### Integer precision conversation

You have a 8bit grayscale value (or a audio sample) and want to convert it to 16bit, so without thinking about it you write `x<<8`

but that generally isnt correct, because the the new least significant bits are all zero so that the largest 8bit value will become a value 255 below the largest 16bit value

##### So what is correct?

This depends on your definition of what all the values mean, if 0 is black then simply multiplying by the new value for white and dividing by the old value for white with rounding to nearest will do the trick

For the specific case where the largest representable value is white, increasing precision can be done by setting the new least significant bits to the most significant ones, for example for 8->16bit `x+(x<<8)=x*65535/255=x*257`

, for 8->10bit `(x<<2)+(x>>6) or if you are pedantic (x*1023+127)/255=(x*341+42)/85`

and for 2->8 `x+(x<<2)+(x<<4)+(x<<6)=x*85`

For the specific case where the largest+1 (256 in case of 8bit) is white, indeed just setting the low bits to 0 is correct, but at least for low precision this is not how grayscale values are defined, just think about 1bit monochrome, converting that to 8bit by setting the low ones to 0 will give you 128 for 1 while white is 255 (or 256)

..............................

→ **Work to complete**:
A – In the passage on integer precision conversion, what value does 1 become when 1bit monochrome is converted to 8bit by setting the low bits to 0?
B – Reproduce the passage on integer precision conversion word for word, beginning at the words "For the specific case where the largest representable" and stopping after "255 (or 256)".
The material that comes next is separate from the passage on integer precision conversion.

→ **Data records**:
..............................

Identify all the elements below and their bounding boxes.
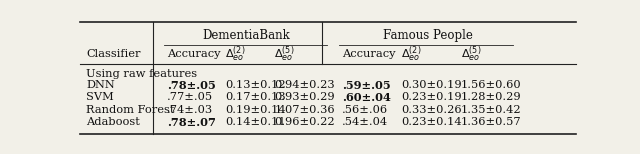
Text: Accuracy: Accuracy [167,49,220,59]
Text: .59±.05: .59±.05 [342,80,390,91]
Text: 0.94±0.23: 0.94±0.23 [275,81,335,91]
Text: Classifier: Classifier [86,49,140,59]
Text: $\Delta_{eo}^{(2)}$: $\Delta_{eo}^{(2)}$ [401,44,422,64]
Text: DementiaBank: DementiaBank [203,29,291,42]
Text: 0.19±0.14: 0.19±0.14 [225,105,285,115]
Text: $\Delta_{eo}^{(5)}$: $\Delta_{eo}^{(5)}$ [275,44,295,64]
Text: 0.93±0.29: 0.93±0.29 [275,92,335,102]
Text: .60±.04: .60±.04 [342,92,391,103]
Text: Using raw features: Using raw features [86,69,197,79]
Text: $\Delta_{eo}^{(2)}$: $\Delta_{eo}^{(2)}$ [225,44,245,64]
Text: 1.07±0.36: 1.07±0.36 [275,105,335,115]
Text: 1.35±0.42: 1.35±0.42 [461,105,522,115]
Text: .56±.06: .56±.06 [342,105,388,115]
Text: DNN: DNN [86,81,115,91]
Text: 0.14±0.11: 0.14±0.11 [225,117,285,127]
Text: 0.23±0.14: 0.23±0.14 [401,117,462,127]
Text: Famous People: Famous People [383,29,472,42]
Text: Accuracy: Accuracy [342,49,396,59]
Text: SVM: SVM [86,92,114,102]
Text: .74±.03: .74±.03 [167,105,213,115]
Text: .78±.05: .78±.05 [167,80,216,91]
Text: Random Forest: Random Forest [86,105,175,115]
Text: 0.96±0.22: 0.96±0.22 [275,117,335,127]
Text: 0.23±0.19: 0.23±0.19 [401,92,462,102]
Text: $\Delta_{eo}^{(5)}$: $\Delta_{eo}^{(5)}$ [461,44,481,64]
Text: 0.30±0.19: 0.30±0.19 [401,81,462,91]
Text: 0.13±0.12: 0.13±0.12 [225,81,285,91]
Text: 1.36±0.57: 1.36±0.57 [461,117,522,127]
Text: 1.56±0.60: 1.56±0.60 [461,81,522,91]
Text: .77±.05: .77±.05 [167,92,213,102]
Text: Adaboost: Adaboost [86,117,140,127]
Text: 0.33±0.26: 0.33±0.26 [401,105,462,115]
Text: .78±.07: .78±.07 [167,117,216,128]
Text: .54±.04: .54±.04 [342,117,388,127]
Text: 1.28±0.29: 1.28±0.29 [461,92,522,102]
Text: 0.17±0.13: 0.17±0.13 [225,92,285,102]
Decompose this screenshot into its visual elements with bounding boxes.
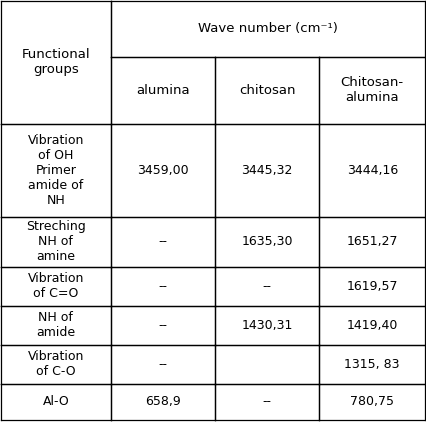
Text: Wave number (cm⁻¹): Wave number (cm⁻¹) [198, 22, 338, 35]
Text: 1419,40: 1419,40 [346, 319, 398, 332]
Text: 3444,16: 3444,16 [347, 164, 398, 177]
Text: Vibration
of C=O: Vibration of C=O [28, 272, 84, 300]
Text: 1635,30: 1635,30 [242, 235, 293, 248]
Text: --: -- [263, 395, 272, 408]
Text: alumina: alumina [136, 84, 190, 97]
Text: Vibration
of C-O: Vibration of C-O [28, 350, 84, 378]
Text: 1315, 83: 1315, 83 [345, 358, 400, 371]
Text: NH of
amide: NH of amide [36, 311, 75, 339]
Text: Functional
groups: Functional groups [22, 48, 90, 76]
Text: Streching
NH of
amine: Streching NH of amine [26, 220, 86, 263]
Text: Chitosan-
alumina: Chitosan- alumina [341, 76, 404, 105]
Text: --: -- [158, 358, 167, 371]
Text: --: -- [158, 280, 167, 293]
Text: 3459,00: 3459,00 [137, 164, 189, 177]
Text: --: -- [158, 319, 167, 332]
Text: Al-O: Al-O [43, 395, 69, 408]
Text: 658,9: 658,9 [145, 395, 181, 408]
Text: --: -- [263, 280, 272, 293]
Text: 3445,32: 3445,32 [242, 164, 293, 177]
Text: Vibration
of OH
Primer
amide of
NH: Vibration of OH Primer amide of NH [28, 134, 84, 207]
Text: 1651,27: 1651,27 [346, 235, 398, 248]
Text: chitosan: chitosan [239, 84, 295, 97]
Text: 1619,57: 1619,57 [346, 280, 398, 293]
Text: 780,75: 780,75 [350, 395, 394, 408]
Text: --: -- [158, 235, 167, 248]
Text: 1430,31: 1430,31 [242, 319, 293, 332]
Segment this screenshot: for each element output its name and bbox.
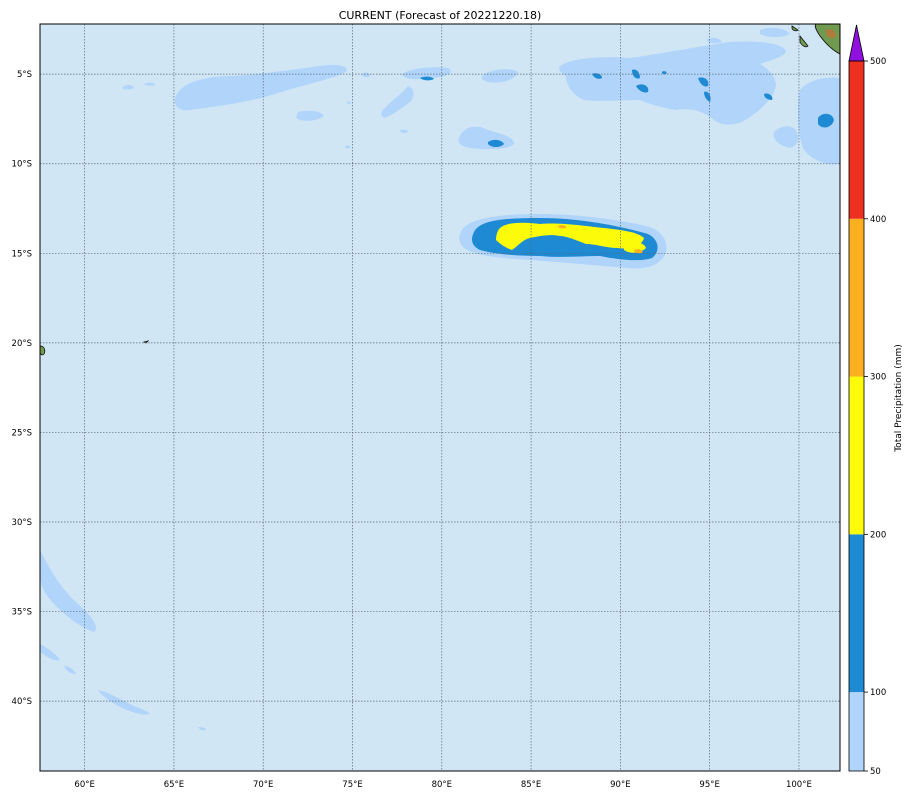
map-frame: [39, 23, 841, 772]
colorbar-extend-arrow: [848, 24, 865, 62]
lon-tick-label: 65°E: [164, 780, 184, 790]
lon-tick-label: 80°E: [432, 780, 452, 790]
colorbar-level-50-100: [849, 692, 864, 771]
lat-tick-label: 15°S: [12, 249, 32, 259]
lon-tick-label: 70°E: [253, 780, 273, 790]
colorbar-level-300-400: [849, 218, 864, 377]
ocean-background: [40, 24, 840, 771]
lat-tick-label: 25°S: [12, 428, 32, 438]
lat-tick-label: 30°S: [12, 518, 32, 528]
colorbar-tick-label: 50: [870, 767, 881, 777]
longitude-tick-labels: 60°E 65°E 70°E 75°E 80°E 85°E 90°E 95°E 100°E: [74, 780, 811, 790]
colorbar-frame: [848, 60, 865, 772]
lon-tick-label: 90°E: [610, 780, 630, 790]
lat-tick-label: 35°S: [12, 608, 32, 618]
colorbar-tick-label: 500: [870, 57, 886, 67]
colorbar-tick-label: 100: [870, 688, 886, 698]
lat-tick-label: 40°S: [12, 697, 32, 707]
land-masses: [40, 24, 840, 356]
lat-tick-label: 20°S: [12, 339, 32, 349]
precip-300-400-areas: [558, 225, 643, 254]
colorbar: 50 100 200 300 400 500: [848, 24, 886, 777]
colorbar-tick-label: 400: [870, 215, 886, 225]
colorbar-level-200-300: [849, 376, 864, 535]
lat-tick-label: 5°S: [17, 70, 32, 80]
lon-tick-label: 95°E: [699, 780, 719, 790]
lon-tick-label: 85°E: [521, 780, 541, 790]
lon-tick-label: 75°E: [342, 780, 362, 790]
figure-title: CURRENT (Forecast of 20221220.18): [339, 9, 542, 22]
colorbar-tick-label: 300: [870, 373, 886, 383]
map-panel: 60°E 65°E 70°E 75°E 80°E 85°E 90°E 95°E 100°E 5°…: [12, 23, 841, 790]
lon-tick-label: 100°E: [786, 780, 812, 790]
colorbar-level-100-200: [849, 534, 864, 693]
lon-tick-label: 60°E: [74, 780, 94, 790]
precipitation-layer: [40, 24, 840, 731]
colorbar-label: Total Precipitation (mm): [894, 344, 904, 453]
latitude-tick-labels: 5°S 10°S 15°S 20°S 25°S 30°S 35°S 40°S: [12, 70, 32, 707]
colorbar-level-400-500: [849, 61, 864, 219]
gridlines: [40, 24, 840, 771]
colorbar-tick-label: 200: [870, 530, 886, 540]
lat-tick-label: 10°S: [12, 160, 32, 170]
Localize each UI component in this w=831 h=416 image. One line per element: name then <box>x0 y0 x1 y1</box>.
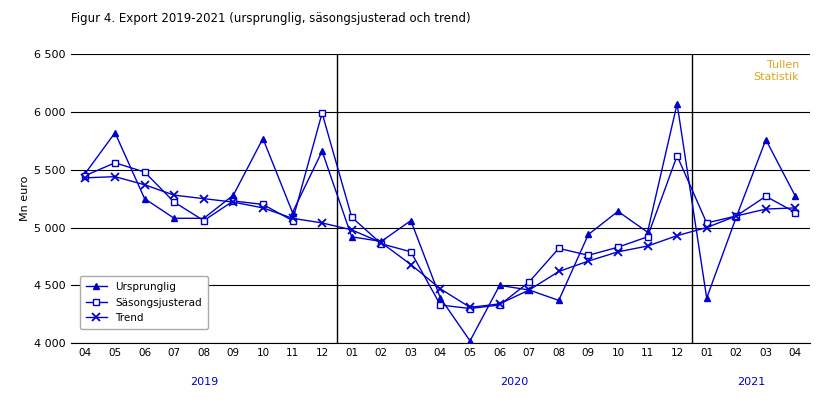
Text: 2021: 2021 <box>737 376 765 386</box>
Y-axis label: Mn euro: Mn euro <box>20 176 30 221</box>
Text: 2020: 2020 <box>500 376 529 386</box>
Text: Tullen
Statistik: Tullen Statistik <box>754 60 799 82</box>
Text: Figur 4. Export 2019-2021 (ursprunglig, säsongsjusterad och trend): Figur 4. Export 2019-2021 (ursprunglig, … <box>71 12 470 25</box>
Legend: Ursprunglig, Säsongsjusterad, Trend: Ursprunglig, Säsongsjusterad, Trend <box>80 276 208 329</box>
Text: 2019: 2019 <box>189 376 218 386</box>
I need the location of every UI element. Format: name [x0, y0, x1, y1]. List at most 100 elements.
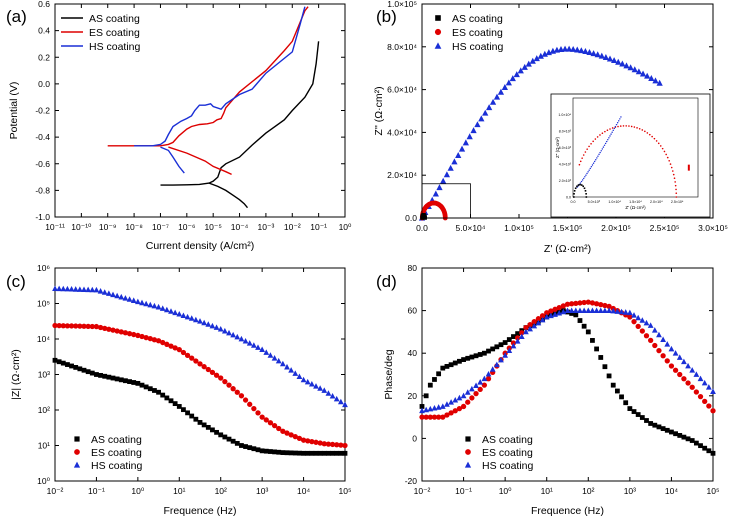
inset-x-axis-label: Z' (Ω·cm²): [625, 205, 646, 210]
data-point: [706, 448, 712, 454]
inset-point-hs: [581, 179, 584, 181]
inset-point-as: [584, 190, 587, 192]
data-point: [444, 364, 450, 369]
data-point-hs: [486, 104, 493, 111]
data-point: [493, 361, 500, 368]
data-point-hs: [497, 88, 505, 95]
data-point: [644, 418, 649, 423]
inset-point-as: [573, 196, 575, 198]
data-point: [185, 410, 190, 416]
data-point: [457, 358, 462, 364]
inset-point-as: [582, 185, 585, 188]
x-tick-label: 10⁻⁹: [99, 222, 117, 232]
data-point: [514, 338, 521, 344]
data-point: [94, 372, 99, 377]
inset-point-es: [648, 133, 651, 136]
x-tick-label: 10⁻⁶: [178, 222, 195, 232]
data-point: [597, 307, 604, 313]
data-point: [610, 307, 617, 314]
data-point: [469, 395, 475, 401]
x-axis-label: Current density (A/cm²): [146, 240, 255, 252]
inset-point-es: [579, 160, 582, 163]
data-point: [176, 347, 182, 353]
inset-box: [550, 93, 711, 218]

..............................

→ **Task results**:
A – 128

B –
For the specific case where the largest representable value is white, increasing precision can be done by setting the new least significant bits to the most significant ones, for example for 8->16bit `x+(x<<8)=x*65535/255=x*257`

, for 8->10bit `(x<<2)+(x>>6) or if you are pedantic (x*1023+127)/255=(x*341+42)/85`

and for 2->8 `x+(x<<2)+(x<<4)+(x<<6)=x*85`

For the specific case where the largest+1 (256 in case of 8bit) is white, indeed just setting the low bits to 0 is correct, but at least for low precision this is not how grayscale values are defined, just think about 1bit monochrome, converting that to 8bit by setting the low ones to 0 will give you 128 for 1 while white is 255 (or 256)